■ **CHALLENGE**:
From the listing that follows, extract every line and set it down unaltered.

■ **DATASET ROWS**:
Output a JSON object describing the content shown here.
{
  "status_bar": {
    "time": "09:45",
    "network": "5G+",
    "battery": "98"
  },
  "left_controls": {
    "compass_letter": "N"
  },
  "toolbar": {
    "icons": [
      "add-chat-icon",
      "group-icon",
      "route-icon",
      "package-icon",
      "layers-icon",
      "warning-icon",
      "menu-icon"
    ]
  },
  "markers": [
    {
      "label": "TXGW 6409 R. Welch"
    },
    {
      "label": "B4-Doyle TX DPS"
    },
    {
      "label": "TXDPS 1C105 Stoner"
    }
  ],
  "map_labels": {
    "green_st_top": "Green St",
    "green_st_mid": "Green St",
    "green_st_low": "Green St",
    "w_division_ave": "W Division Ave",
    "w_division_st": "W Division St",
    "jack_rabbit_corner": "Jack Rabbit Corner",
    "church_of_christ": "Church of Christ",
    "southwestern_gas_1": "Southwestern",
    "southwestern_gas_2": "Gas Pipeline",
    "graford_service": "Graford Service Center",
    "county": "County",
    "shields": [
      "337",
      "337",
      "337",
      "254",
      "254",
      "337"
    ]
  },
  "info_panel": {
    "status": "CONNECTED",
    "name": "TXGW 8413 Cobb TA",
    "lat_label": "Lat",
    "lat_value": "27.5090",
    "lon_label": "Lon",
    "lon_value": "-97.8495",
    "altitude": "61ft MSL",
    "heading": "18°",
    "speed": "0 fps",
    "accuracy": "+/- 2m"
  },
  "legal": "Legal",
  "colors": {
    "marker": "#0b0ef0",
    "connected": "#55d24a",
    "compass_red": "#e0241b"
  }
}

■ **FULL ANSWER**:
Output a JSON object describing the content shown here.
{
  "status_bar": {
    "time": "09:45",
    "network": "5G+",
    "battery": "98"
  },
  "left_controls": {
    "compass_letter": "N"
  },
  "toolbar": {
    "icons": [
      "add-chat-icon",
      "group-icon",
      "route-icon",
      "package-icon",
      "layers-icon",
      "warning-icon",
      "menu-icon"
    ]
  },
  "markers": [
    {
      "label": "TXGW 6409 R. Welch"
    },
    {
      "label": "B4-Doyle TX DPS"
    },
    {
      "label": "TXDPS 1C105 Stoner"
    }
  ],
  "map_labels": {
    "green_st_top": "Green St",
    "green_st_mid": "Green St",
    "green_st_low": "Green St",
    "w_division_ave": "W Division Ave",
    "w_division_st": "W Division St",
    "jack_rabbit_corner": "Jack Rabbit Corner",
    "church_of_christ": "Church of Christ",
    "southwestern_gas_1": "Southwestern",
    "southwestern_gas_2": "Gas Pipeline",
    "graford_service": "Graford Service Center",
    "county": "County",
    "shields": [
      "337",
      "337",
      "337",
      "254",
      "254",
      "337"
    ]
  },
  "info_panel": {
    "status": "CONNECTED",
    "name": "TXGW 8413 Cobb TA",
    "lat_label": "Lat",
    "lat_value": "27.5090",
    "lon_label": "Lon",
    "lon_value": "-97.8495",
    "altitude": "61ft MSL",
    "heading": "18°",
    "speed": "0 fps",
    "accuracy": "+/- 2m"
  },
  "legal": "Legal",
  "colors": {
    "marker": "#0b0ef0",
    "connected": "#55d24a",
    "compass_red": "#e0241b"
  }
}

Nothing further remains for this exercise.